▸ Recorded data:
######

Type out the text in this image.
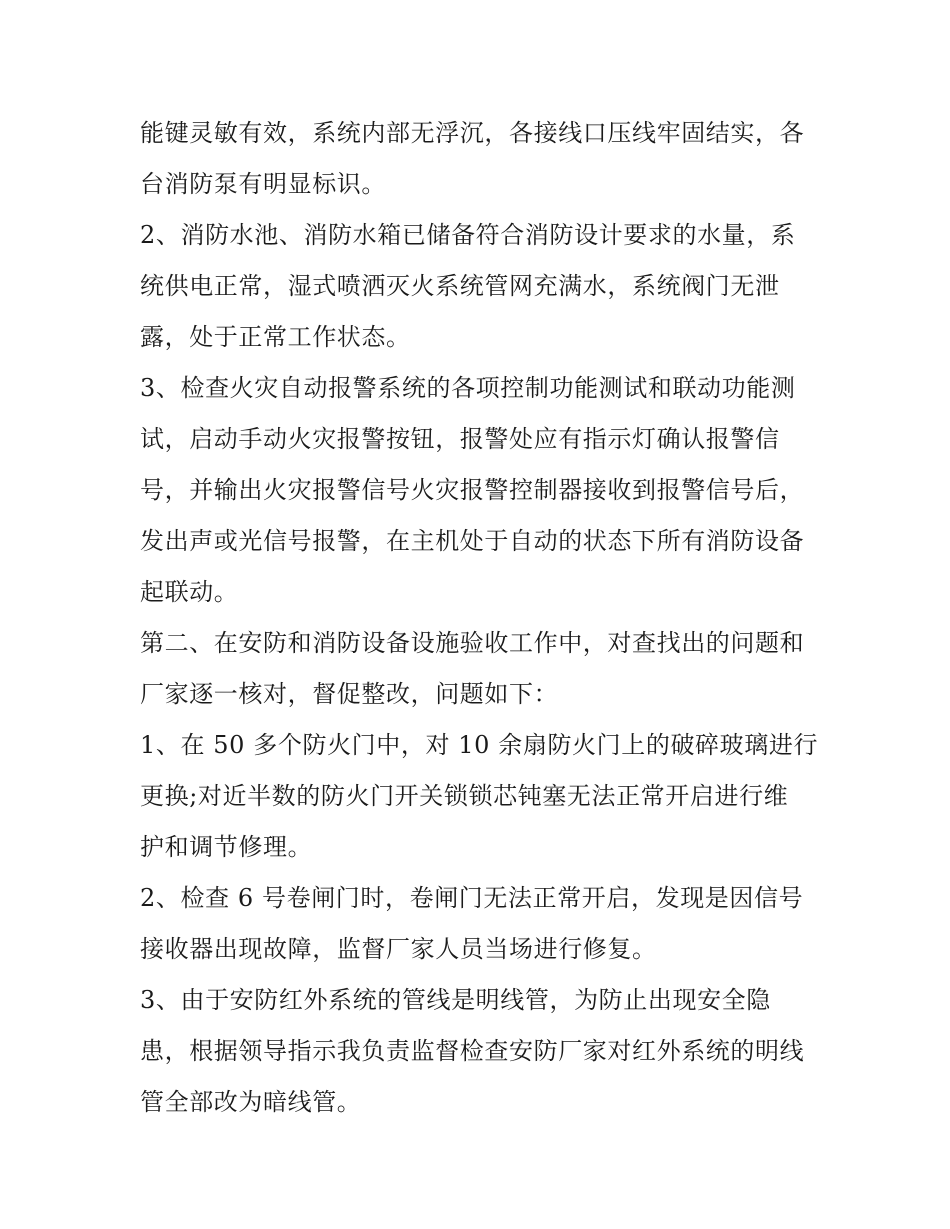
能键灵敏有效，系统内部无浮沉，各接线口压线牢固结实，各
台消防泵有明显标识。
2、消防水池、消防水箱已储备符合消防设计要求的水量，系
统供电正常，湿式喷洒灭火系统管网充满水，系统阀门无泄
露，处于正常工作状态。
3、检查火灾自动报警系统的各项控制功能测试和联动功能测
试，启动手动火灾报警按钮，报警处应有指示灯确认报警信
号，并输出火灾报警信号火灾报警控制器接收到报警信号后，
发出声或光信号报警，在主机处于自动的状态下所有消防设备
起联动。
第二、在安防和消防设备设施验收工作中，对查找出的问题和
厂家逐一核对，督促整改，问题如下：
1、在 50 多个防火门中，对 10 余扇防火门上的破碎玻璃进行
更换;对近半数的防火门开关锁锁芯钝塞无法正常开启进行维
护和调节修理。
2、检查 6 号卷闸门时，卷闸门无法正常开启，发现是因信号
接收器出现故障，监督厂家人员当场进行修复。
3、由于安防红外系统的管线是明线管，为防止出现安全隐
患，根据领导指示我负责监督检查安防厂家对红外系统的明线
管全部改为暗线管。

######

Give back each entry exactly as it appears, with no pictures.

▸ Exercise solution:
Type out the text in this image.
能键灵敏有效，系统内部无浮沉，各接线口压线牢固结实，各
台消防泵有明显标识。
2、消防水池、消防水箱已储备符合消防设计要求的水量，系
统供电正常，湿式喷洒灭火系统管网充满水，系统阀门无泄
露，处于正常工作状态。
3、检查火灾自动报警系统的各项控制功能测试和联动功能测
试，启动手动火灾报警按钮，报警处应有指示灯确认报警信
号，并输出火灾报警信号火灾报警控制器接收到报警信号后，
发出声或光信号报警，在主机处于自动的状态下所有消防设备
起联动。
第二、在安防和消防设备设施验收工作中，对查找出的问题和
厂家逐一核对，督促整改，问题如下：
1、在 50 多个防火门中，对 10 余扇防火门上的破碎玻璃进行
更换;对近半数的防火门开关锁锁芯钝塞无法正常开启进行维
护和调节修理。
2、检查 6 号卷闸门时，卷闸门无法正常开启，发现是因信号
接收器出现故障，监督厂家人员当场进行修复。
3、由于安防红外系统的管线是明线管，为防止出现安全隐
患，根据领导指示我负责监督检查安防厂家对红外系统的明线
管全部改为暗线管。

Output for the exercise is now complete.